Lay out the lines below as a numbered list, skipping any blank lines. Omit the pictures from your answer.

• _Boxed element entries_
============
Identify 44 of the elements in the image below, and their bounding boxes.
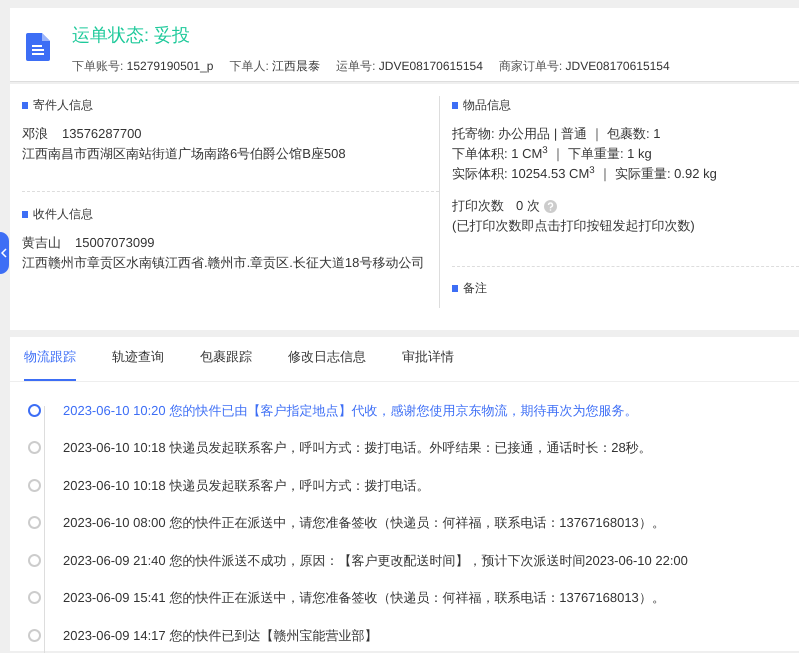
- meta-label: 下单账号:: [72, 59, 124, 73]
- meta-value: JDVE08170615154: [566, 59, 670, 73]
- timeline-entry: 2023-06-10 10:20 您的快件已由【客户指定地点】代收，感谢您使用京东物流，期待再次为您服务。: [63, 402, 638, 420]
- contact-address: 江西赣州市章贡区水南镇江西省.赣州市.章贡区.长征大道18号移动公司: [22, 255, 426, 271]
- status-title: 运单状态: 妥投: [72, 24, 192, 47]
- contact-name: 黄吉山: [22, 235, 61, 250]
- meta-label: 下单人:: [229, 59, 270, 73]
- section-title: 物品信息: [463, 97, 511, 114]
- timeline-entry: 2023-06-10 10:18 快递员发起联系客户，呼叫方式：拨打电话。: [63, 476, 430, 494]
- meta-label: 商家订单号:: [498, 59, 564, 73]
- section-title: 寄件人信息: [33, 97, 93, 114]
- meta-value: 15279190501_p: [126, 59, 214, 73]
- meta-label: 运单号:: [336, 59, 376, 73]
- goods-info-line: 实际体积: 10254.53 CM$^{3}$ ｜ 实际重量: 0.92 kg: [452, 164, 718, 184]
- collapse-tab[interactable]: [0, 232, 9, 274]
- tab[interactable]: 物流跟踪: [24, 337, 76, 380]
- meta-value: JDVE08170615154: [378, 59, 483, 73]
- meta-value: 江西晨泰: [272, 59, 320, 73]
- section-title: 备注: [463, 280, 487, 297]
- section-marker: [452, 284, 458, 292]
- tab[interactable]: 审批详情: [402, 337, 454, 380]
- contact-phone: 13576287700: [62, 126, 142, 141]
- timeline-entry: 2023-06-09 15:41 您的快件正在派送中，请您准备签收（快递员：何祥福，联系电话：13767168013）。: [63, 589, 665, 607]
- timeline-entry: 2023-06-10 08:00 您的快件正在派送中，请您准备签收（快递员：何祥福，联系电话：13767168013）。: [63, 514, 665, 532]
- print-count-value: 0 次: [516, 198, 540, 213]
- goods-info-line: 下单体积: 1 CM$^{3}$ ｜ 下单重量: 1 kg: [452, 144, 653, 164]
- contact-name: 邓浪: [22, 126, 48, 141]
- section-marker: [22, 210, 28, 218]
- timeline-entry: 2023-06-09 21:40 您的快件派送不成功，原因：【客户更改配送时间】，预计下次派送时间2023-06-10 22:00: [63, 552, 688, 570]
- timeline-entry: 2023-06-09 14:17 您的快件已到达【赣州宝能营业部】: [63, 626, 378, 644]
- print-note: (已打印次数即点击打印按钮发起打印次数): [452, 217, 696, 235]
- tab[interactable]: 修改日志信息: [288, 337, 366, 380]
- timeline-entry: 2023-06-10 10:18 快递员发起联系客户，呼叫方式：拨打电话。外呼结果：已接通，通话时长：28秒。: [63, 439, 652, 457]
- contact-phone: 15007073099: [75, 235, 155, 250]
- tab[interactable]: 轨迹查询: [112, 337, 164, 380]
- section-marker: [22, 102, 28, 108]
- section-title: 收件人信息: [33, 206, 93, 223]
- chevron-left-icon: [1, 248, 7, 258]
- tab[interactable]: 包裹跟踪: [200, 337, 252, 380]
- contact-address: 江西南昌市西湖区南站街道广场南路6号伯爵公馆B座508: [22, 146, 347, 162]
- section-marker: [452, 102, 458, 108]
- goods-info-line: 托寄物: 办公用品 | 普通 ｜ 包裹数: 1: [452, 125, 662, 144]
- help-icon: [544, 200, 557, 214]
- print-count-label: 打印次数: [452, 198, 504, 213]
============
• _OUTPUT FOR THIS TASK_
1. Identify 44 of the elements in the image below, and their bounding boxes.
2. - meta-label: 下单账号:: [72, 59, 124, 73]
3. - meta-value: JDVE08170615154: [566, 59, 670, 73]
4. - timeline-entry: 2023-06-10 10:20 您的快件已由【客户指定地点】代收，感谢您使用京东物流，期待再次为您服务。: [63, 402, 638, 420]
5. - contact-address: 江西赣州市章贡区水南镇江西省.赣州市.章贡区.长征大道18号移动公司: [22, 255, 426, 271]
6. - status-title: 运单状态: 妥投: [72, 24, 192, 47]
7. - contact-name: 黄吉山: [22, 235, 61, 250]
8. - meta-label: 下单人:: [229, 59, 270, 73]
9. - section-title: 物品信息: [463, 97, 511, 114]
10. - timeline-entry: 2023-06-10 10:18 快递员发起联系客户，呼叫方式：拨打电话。: [63, 476, 430, 494]
11. - meta-label: 商家订单号:: [498, 59, 564, 73]
12. - section-title: 寄件人信息: [33, 97, 93, 114]
13. - meta-value: 15279190501_p: [126, 59, 214, 73]
14. - meta-label: 运单号:: [336, 59, 376, 73]
15. - goods-info-line: 实际体积: 10254.53 CM$^{3}$ ｜ 实际重量: 0.92 kg: [452, 164, 718, 184]
16. - collapse-tab[interactable]: [0, 232, 9, 274]
17. - tab[interactable]: 物流跟踪: [24, 337, 76, 380]
18. - meta-value: JDVE08170615154: [378, 59, 483, 73]
19. - meta-value: 江西晨泰: [272, 59, 320, 73]
20. - section-title: 备注: [463, 280, 487, 297]
21. - section-marker: [452, 284, 458, 292]
22. - tab[interactable]: 审批详情: [402, 337, 454, 380]
23. - contact-phone: 13576287700: [62, 126, 142, 141]
24. - timeline-entry: 2023-06-09 15:41 您的快件正在派送中，请您准备签收（快递员：何祥福，联系电话：13767168013）。: [63, 589, 665, 607]
25. - timeline-entry: 2023-06-10 08:00 您的快件正在派送中，请您准备签收（快递员：何祥福，联系电话：13767168013）。: [63, 514, 665, 532]
26. - print-count-value: 0 次: [516, 198, 540, 213]
27. - goods-info-line: 下单体积: 1 CM$^{3}$ ｜ 下单重量: 1 kg: [452, 144, 653, 164]
28. - contact-name: 邓浪: [22, 126, 48, 141]
29. - section-marker: [22, 210, 28, 218]
30. - timeline-entry: 2023-06-09 21:40 您的快件派送不成功，原因：【客户更改配送时间】，预计下次派送时间2023-06-10 22:00: [63, 552, 688, 570]
31. - timeline-entry: 2023-06-09 14:17 您的快件已到达【赣州宝能营业部】: [63, 626, 378, 644]
32. - print-note: (已打印次数即点击打印按钮发起打印次数): [452, 217, 696, 235]
33. - tab[interactable]: 修改日志信息: [288, 337, 366, 380]
34. - timeline-entry: 2023-06-10 10:18 快递员发起联系客户，呼叫方式：拨打电话。外呼结果：已接通，通话时长：28秒。: [63, 439, 652, 457]
35. - contact-phone: 15007073099: [75, 235, 155, 250]
36. - tab[interactable]: 轨迹查询: [112, 337, 164, 380]
37. - section-marker: [22, 102, 28, 108]
38. - section-title: 收件人信息: [33, 206, 93, 223]
39. - chevron-left-icon: [1, 248, 7, 258]
40. - tab[interactable]: 包裹跟踪: [200, 337, 252, 380]
41. - contact-address: 江西南昌市西湖区南站街道广场南路6号伯爵公馆B座508: [22, 146, 347, 162]
42. - section-marker: [452, 102, 458, 108]
43. - goods-info-line: 托寄物: 办公用品 | 普通 ｜ 包裹数: 1: [452, 125, 662, 144]
44. - help-icon: [544, 200, 557, 214]
45. - print-count-label: 打印次数: [452, 198, 504, 213]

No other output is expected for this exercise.